_TASK DIRECTIONS_:
Look through the records below and collect all lines that hold the string "location".

_RECORDS FOR THIS EXERCISE_:
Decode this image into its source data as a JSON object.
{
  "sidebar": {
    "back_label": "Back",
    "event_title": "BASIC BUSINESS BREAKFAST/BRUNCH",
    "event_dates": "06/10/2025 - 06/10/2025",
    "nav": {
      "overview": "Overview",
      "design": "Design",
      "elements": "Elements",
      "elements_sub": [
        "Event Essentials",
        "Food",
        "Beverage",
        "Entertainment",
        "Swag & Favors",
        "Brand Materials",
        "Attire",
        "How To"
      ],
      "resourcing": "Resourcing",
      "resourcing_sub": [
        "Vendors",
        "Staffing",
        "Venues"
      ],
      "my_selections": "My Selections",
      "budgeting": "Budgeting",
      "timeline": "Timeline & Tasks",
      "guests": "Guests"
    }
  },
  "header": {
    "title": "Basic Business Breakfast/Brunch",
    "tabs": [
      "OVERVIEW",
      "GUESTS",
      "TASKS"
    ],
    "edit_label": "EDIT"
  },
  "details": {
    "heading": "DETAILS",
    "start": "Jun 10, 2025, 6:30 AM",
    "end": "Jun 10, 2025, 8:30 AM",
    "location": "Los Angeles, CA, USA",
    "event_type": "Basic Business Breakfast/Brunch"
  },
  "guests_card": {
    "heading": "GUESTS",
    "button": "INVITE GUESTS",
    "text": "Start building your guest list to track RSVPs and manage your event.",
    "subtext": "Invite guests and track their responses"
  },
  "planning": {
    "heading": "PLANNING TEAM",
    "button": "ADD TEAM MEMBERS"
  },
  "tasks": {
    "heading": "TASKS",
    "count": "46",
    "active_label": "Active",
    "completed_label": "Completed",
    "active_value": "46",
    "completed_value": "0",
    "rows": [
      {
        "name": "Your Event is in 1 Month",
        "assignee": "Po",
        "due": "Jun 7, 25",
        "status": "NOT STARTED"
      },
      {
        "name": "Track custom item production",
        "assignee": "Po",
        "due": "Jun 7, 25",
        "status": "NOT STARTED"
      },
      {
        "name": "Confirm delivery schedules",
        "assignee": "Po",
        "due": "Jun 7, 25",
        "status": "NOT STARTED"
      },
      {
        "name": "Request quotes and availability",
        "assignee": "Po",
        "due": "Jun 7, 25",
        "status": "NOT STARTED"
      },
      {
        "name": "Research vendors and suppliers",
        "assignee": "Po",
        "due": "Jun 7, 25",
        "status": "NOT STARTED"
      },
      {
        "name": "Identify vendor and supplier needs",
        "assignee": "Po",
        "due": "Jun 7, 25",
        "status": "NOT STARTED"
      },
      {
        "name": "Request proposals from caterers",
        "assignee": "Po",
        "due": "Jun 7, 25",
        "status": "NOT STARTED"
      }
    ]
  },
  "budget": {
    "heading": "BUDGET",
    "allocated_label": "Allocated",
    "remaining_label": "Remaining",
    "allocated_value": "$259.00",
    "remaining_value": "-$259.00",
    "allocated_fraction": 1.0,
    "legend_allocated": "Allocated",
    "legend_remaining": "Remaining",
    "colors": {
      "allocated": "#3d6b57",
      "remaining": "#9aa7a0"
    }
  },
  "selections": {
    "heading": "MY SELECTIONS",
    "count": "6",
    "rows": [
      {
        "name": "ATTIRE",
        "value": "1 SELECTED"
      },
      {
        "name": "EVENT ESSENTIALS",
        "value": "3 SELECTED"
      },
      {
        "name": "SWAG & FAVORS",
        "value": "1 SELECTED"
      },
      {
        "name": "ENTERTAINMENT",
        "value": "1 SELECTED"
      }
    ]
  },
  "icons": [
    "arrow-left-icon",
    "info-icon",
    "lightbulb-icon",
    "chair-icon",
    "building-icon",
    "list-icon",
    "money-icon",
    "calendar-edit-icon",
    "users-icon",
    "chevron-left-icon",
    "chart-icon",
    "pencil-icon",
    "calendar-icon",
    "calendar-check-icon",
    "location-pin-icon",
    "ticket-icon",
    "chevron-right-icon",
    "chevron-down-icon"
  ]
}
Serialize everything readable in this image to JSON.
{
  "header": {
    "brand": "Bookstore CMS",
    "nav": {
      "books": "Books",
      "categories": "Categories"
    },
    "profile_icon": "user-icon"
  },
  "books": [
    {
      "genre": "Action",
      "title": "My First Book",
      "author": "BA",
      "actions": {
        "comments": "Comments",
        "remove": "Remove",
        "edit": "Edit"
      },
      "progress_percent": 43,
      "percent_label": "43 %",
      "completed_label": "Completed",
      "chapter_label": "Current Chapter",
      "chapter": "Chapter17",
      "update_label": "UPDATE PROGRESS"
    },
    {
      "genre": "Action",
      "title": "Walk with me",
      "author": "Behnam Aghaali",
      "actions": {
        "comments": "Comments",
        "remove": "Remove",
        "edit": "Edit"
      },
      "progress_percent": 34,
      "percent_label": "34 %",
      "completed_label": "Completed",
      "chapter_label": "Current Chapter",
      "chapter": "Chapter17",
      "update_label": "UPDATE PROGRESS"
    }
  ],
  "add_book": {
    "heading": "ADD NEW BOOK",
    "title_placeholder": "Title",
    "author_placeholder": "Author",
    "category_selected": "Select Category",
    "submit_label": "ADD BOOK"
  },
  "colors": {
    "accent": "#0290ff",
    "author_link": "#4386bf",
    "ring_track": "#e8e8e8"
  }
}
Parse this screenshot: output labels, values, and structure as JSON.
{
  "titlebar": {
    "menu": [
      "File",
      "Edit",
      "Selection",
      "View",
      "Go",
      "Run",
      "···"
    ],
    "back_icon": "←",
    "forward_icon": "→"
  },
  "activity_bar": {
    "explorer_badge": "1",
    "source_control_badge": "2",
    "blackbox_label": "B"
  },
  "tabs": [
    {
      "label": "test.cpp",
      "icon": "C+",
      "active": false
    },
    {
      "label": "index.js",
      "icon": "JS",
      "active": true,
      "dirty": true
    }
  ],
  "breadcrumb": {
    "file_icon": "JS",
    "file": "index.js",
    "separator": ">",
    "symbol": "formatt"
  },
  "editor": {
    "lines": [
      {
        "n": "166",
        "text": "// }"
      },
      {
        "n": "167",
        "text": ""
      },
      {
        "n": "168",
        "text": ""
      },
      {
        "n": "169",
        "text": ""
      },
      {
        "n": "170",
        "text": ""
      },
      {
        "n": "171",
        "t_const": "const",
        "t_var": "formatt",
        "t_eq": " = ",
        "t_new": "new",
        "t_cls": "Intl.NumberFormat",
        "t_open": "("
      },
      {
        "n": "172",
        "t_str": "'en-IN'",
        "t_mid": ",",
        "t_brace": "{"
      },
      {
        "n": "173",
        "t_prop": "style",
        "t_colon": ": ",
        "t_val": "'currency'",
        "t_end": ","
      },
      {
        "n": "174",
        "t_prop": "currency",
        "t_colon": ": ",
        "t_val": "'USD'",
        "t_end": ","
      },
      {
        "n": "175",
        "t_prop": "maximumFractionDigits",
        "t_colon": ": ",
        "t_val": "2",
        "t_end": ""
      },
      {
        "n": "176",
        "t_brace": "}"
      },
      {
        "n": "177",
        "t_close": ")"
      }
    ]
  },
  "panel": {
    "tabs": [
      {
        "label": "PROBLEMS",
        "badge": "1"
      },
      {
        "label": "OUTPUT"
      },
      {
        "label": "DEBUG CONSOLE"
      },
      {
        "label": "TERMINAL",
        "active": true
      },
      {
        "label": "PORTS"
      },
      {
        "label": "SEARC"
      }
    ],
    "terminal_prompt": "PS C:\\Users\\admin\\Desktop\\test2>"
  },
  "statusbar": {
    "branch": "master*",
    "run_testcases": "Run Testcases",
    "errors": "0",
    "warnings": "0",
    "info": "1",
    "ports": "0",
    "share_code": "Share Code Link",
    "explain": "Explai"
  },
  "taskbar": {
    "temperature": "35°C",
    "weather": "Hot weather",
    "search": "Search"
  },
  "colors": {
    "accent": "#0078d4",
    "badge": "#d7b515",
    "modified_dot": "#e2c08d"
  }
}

_THE REPLY_:
    "location": "Los Angeles, CA, USA",
    "location-pin-icon",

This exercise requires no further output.